[Entries with figure data]
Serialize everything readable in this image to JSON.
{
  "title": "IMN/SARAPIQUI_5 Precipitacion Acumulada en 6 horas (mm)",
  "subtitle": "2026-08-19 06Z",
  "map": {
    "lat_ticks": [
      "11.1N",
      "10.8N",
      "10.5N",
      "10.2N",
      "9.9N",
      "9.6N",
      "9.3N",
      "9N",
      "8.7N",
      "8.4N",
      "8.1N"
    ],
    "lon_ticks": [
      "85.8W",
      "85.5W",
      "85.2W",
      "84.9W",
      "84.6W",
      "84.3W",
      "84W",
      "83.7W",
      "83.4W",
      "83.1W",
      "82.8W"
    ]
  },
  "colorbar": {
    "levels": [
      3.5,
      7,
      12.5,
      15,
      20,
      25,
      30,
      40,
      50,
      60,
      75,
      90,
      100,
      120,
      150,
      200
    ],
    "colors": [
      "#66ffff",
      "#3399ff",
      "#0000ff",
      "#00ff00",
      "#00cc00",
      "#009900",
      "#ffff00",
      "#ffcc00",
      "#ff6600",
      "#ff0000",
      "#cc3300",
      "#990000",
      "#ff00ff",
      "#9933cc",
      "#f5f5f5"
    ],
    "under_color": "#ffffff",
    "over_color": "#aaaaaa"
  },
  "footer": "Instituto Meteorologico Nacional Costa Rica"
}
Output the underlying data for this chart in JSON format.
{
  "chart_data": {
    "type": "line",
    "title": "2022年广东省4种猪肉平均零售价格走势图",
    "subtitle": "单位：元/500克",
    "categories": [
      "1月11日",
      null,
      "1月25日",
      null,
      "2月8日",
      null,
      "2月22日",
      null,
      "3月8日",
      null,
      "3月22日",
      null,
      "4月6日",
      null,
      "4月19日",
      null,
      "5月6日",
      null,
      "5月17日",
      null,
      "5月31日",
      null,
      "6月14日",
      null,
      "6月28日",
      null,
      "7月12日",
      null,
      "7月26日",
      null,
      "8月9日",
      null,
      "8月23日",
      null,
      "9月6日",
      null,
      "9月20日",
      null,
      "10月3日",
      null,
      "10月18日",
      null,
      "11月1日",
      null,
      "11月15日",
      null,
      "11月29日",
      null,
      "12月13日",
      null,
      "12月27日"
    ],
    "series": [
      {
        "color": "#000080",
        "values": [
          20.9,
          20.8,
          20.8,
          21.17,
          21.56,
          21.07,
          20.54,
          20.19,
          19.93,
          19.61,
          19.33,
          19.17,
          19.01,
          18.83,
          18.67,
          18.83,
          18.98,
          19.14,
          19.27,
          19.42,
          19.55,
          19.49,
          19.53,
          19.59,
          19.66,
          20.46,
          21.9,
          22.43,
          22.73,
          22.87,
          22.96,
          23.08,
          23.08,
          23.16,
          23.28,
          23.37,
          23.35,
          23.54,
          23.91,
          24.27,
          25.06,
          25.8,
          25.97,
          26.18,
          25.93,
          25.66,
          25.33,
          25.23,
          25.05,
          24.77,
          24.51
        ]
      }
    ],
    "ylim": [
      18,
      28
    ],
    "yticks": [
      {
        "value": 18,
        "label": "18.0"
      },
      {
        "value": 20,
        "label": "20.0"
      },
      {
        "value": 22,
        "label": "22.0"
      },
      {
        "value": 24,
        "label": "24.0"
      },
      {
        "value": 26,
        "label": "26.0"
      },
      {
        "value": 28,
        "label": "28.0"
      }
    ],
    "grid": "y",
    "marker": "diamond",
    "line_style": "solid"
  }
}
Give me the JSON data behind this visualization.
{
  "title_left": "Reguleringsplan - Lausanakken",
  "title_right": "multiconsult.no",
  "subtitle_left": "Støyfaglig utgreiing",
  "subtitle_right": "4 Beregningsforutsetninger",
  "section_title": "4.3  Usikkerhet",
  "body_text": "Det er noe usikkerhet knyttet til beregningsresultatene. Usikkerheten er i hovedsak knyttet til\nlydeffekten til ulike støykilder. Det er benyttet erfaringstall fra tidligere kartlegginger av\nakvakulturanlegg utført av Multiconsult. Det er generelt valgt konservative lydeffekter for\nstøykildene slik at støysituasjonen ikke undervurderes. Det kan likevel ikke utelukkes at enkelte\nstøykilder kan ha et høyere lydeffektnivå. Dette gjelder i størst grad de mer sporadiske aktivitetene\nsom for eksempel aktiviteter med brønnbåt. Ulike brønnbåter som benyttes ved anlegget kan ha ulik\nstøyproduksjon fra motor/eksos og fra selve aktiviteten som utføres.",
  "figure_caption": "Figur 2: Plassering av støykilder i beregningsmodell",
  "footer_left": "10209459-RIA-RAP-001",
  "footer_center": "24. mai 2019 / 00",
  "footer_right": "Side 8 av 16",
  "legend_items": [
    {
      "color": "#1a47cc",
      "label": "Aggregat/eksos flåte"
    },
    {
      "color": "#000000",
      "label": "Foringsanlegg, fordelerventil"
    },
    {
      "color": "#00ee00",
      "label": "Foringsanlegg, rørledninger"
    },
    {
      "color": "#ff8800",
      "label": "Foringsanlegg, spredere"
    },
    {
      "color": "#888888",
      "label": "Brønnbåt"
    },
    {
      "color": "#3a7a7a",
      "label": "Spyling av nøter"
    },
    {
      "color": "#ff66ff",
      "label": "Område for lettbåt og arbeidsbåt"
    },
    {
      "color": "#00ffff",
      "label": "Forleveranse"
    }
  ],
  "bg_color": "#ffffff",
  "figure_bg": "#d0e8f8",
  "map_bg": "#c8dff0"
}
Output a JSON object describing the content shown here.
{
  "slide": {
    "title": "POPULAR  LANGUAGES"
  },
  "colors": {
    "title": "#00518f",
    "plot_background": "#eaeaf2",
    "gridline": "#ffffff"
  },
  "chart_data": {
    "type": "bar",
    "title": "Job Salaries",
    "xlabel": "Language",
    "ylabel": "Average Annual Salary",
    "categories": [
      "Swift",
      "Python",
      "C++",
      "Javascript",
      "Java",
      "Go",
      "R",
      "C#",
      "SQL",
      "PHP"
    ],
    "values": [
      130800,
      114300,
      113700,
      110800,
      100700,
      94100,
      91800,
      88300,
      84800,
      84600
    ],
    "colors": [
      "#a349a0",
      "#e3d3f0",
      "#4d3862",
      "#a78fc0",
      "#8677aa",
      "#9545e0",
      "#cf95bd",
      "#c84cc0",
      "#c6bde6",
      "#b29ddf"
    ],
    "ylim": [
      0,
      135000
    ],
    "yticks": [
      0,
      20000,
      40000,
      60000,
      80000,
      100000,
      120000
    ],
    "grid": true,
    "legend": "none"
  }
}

**PROMPT**
From the data above, extract every line in its exact form.

**ANSWER TO THIS EXERCISE**
Serialize everything readable in this image to JSON.
{
  "title": "IMN/SARAPIQUI_5 Precipitacion Acumulada en 6 horas (mm)",
  "subtitle": "2026-08-19 06Z",
  "map": {
    "lat_ticks": [
      "11.1N",
      "10.8N",
      "10.5N",
      "10.2N",
      "9.9N",
      "9.6N",
      "9.3N",
      "9N",
      "8.7N",
      "8.4N",
      "8.1N"
    ],
    "lon_ticks": [
      "85.8W",
      "85.5W",
      "85.2W",
      "84.9W",
      "84.6W",
      "84.3W",
      "84W",
      "83.7W",
      "83.4W",
      "83.1W",
      "82.8W"
    ]
  },
  "colorbar": {
    "levels": [
      3.5,
      7,
      12.5,
      15,
      20,
      25,
      30,
      40,
      50,
      60,
      75,
      90,
      100,
      120,
      150,
      200
    ],
    "colors": [
      "#66ffff",
      "#3399ff",
      "#0000ff",
      "#00ff00",
      "#00cc00",
      "#009900",
      "#ffff00",
      "#ffcc00",
      "#ff6600",
      "#ff0000",
      "#cc3300",
      "#990000",
      "#ff00ff",
      "#9933cc",
      "#f5f5f5"
    ],
    "under_color": "#ffffff",
    "over_color": "#aaaaaa"
  },
  "footer": "Instituto Meteorologico Nacional Costa Rica"
}
Output the underlying data for this chart in JSON format.
{
  "chart_data": {
    "type": "line",
    "title": "2022年广东省4种猪肉平均零售价格走势图",
    "subtitle": "单位：元/500克",
    "categories": [
      "1月11日",
      null,
      "1月25日",
      null,
      "2月8日",
      null,
      "2月22日",
      null,
      "3月8日",
      null,
      "3月22日",
      null,
      "4月6日",
      null,
      "4月19日",
      null,
      "5月6日",
      null,
      "5月17日",
      null,
      "5月31日",
      null,
      "6月14日",
      null,
      "6月28日",
      null,
      "7月12日",
      null,
      "7月26日",
      null,
      "8月9日",
      null,
      "8月23日",
      null,
      "9月6日",
      null,
      "9月20日",
      null,
      "10月3日",
      null,
      "10月18日",
      null,
      "11月1日",
      null,
      "11月15日",
      null,
      "11月29日",
      null,
      "12月13日",
      null,
      "12月27日"
    ],
    "series": [
      {
        "color": "#000080",
        "values": [
          20.9,
          20.8,
          20.8,
          21.17,
          21.56,
          21.07,
          20.54,
          20.19,
          19.93,
          19.61,
          19.33,
          19.17,
          19.01,
          18.83,
          18.67,
          18.83,
          18.98,
          19.14,
          19.27,
          19.42,
          19.55,
          19.49,
          19.53,
          19.59,
          19.66,
          20.46,
          21.9,
          22.43,
          22.73,
          22.87,
          22.96,
          23.08,
          23.08,
          23.16,
          23.28,
          23.37,
          23.35,
          23.54,
          23.91,
          24.27,
          25.06,
          25.8,
          25.97,
          26.18,
          25.93,
          25.66,
          25.33,
          25.23,
          25.05,
          24.77,
          24.51
        ]
      }
    ],
    "ylim": [
      18,
      28
    ],
    "yticks": [
      {
        "value": 18,
        "label": "18.0"
      },
      {
        "value": 20,
        "label": "20.0"
      },
      {
        "value": 22,
        "label": "22.0"
      },
      {
        "value": 24,
        "label": "24.0"
      },
      {
        "value": 26,
        "label": "26.0"
      },
      {
        "value": 28,
        "label": "28.0"
      }
    ],
    "grid": "y",
    "marker": "diamond",
    "line_style": "solid"
  }
}
Give me the JSON data behind this visualization.
{
  "title_left": "Reguleringsplan - Lausanakken",
  "title_right": "multiconsult.no",
  "subtitle_left": "Støyfaglig utgreiing",
  "subtitle_right": "4 Beregningsforutsetninger",
  "section_title": "4.3  Usikkerhet",
  "body_text": "Det er noe usikkerhet knyttet til beregningsresultatene. Usikkerheten er i hovedsak knyttet til\nlydeffekten til ulike støykilder. Det er benyttet erfaringstall fra tidligere kartlegginger av\nakvakulturanlegg utført av Multiconsult. Det er generelt valgt konservative lydeffekter for\nstøykildene slik at støysituasjonen ikke undervurderes. Det kan likevel ikke utelukkes at enkelte\nstøykilder kan ha et høyere lydeffektnivå. Dette gjelder i størst grad de mer sporadiske aktivitetene\nsom for eksempel aktiviteter med brønnbåt. Ulike brønnbåter som benyttes ved anlegget kan ha ulik\nstøyproduksjon fra motor/eksos og fra selve aktiviteten som utføres.",
  "figure_caption": "Figur 2: Plassering av støykilder i beregningsmodell",
  "footer_left": "10209459-RIA-RAP-001",
  "footer_center": "24. mai 2019 / 00",
  "footer_right": "Side 8 av 16",
  "legend_items": [
    {
      "color": "#1a47cc",
      "label": "Aggregat/eksos flåte"
    },
    {
      "color": "#000000",
      "label": "Foringsanlegg, fordelerventil"
    },
    {
      "color": "#00ee00",
      "label": "Foringsanlegg, rørledninger"
    },
    {
      "color": "#ff8800",
      "label": "Foringsanlegg, spredere"
    },
    {
      "color": "#888888",
      "label": "Brønnbåt"
    },
    {
      "color": "#3a7a7a",
      "label": "Spyling av nøter"
    },
    {
      "color": "#ff66ff",
      "label": "Område for lettbåt og arbeidsbåt"
    },
    {
      "color": "#00ffff",
      "label": "Forleveranse"
    }
  ],
  "bg_color": "#ffffff",
  "figure_bg": "#d0e8f8",
  "map_bg": "#c8dff0"
}
Output a JSON object describing the content shown here.
{
  "slide": {
    "title": "POPULAR  LANGUAGES"
  },
  "colors": {
    "title": "#00518f",
    "plot_background": "#eaeaf2",
    "gridline": "#ffffff"
  },
  "chart_data": {
    "type": "bar",
    "title": "Job Salaries",
    "xlabel": "Language",
    "ylabel": "Average Annual Salary",
    "categories": [
      "Swift",
      "Python",
      "C++",
      "Javascript",
      "Java",
      "Go",
      "R",
      "C#",
      "SQL",
      "PHP"
    ],
    "values": [
      130800,
      114300,
      113700,
      110800,
      100700,
      94100,
      91800,
      88300,
      84800,
      84600
    ],
    "colors": [
      "#a349a0",
      "#e3d3f0",
      "#4d3862",
      "#a78fc0",
      "#8677aa",
      "#9545e0",
      "#cf95bd",
      "#c84cc0",
      "#c6bde6",
      "#b29ddf"
    ],
    "ylim": [
      0,
      135000
    ],
    "yticks": [
      0,
      20000,
      40000,
      60000,
      80000,
      100000,
      120000
    ],
    "grid": true,
    "legend": "none"
  }
}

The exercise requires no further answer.